Write out the entries below once more, exactly, with the pictures left out.

(Data excerpts)
━━━━━━━━━━
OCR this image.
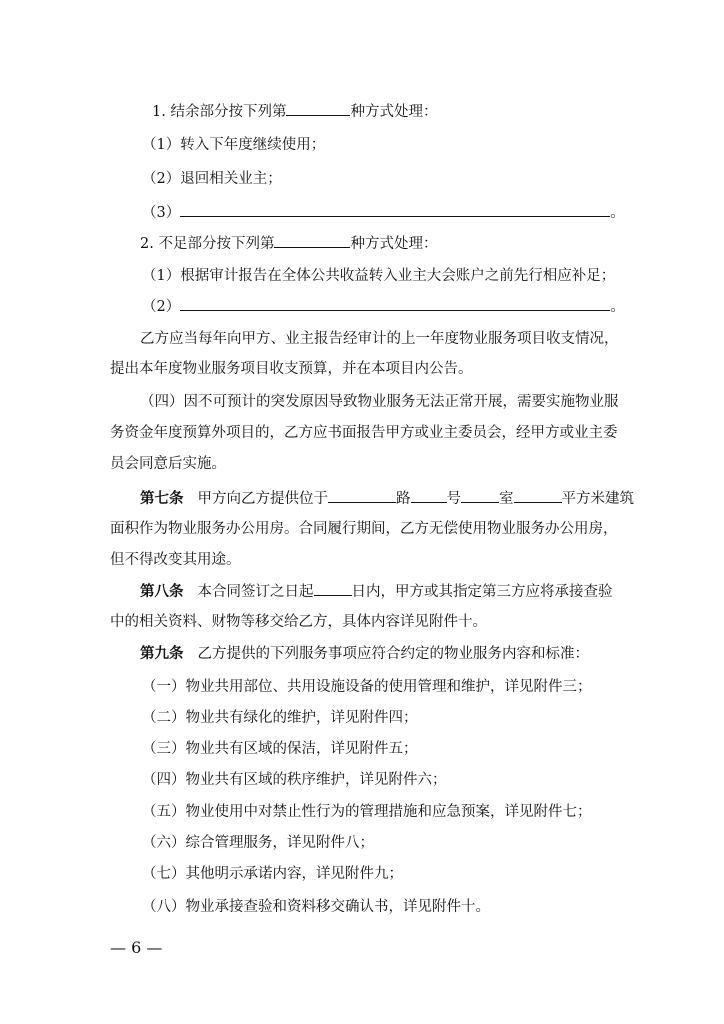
1. 结余部分按下列第	种方式处理：
（1）转入下年度继续使用；
（2）退回相关业主；
（3）	。
2. 不足部分按下列第	种方式处理：
（1）根据审计报告在全体公共收益转入业主大会账户之前先行相应补足；
（2）	。
乙方应当每年向甲方、业主报告经审计的上一年度物业服务项目收支情况，
提出本年度物业服务项目收支预算，并在本项目内公告。
（四）因不可预计的突发原因导致物业服务无法正常开展，需要实施物业服
务资金年度预算外项目的，乙方应书面报告甲方或业主委员会，经甲方或业主委
员会同意后实施。
第七条 甲方向乙方提供位于	路 号	室	平方米建筑
面积作为物业服务办公用房。合同履行期间，乙方无偿使用物业服务办公用房，
但不得改变其用途。
第八条 本合同签订之日起	日内，甲方或其指定第三方应将承接查验
中的相关资料、财物等移交给乙方，具体内容详见附件十。
第九条 乙方提供的下列服务事项应符合约定的物业服务内容和标准：
（一）物业共用部位、共用设施设备的使用管理和维护，详见附件三；
（二）物业共有绿化的维护，详见附件四；
（三）物业共有区域的保洁，详见附件五；
（四）物业共有区域的秩序维护，详见附件六；
（五）物业使用中对禁止性行为的管理措施和应急预案，详见附件七；
（六）综合管理服务，详见附件八；
（七）其他明示承诺内容，详见附件九；
（八）物业承接查验和资料移交确认书，详见附件十。
— 6 —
━━━━━━━━━━
**TASK RESULT:**
OCR this image.
1. 结余部分按下列第	种方式处理：
（1）转入下年度继续使用；
（2）退回相关业主；
（3）	。
2. 不足部分按下列第	种方式处理：
（1）根据审计报告在全体公共收益转入业主大会账户之前先行相应补足；
（2）	。
乙方应当每年向甲方、业主报告经审计的上一年度物业服务项目收支情况，
提出本年度物业服务项目收支预算，并在本项目内公告。
（四）因不可预计的突发原因导致物业服务无法正常开展，需要实施物业服
务资金年度预算外项目的，乙方应书面报告甲方或业主委员会，经甲方或业主委
员会同意后实施。
第七条 甲方向乙方提供位于	路 号	室	平方米建筑
面积作为物业服务办公用房。合同履行期间，乙方无偿使用物业服务办公用房，
但不得改变其用途。
第八条 本合同签订之日起	日内，甲方或其指定第三方应将承接查验
中的相关资料、财物等移交给乙方，具体内容详见附件十。
第九条 乙方提供的下列服务事项应符合约定的物业服务内容和标准：
（一）物业共用部位、共用设施设备的使用管理和维护，详见附件三；
（二）物业共有绿化的维护，详见附件四；
（三）物业共有区域的保洁，详见附件五；
（四）物业共有区域的秩序维护，详见附件六；
（五）物业使用中对禁止性行为的管理措施和应急预案，详见附件七；
（六）综合管理服务，详见附件八；
（七）其他明示承诺内容，详见附件九；
（八）物业承接查验和资料移交确认书，详见附件十。
— 6 —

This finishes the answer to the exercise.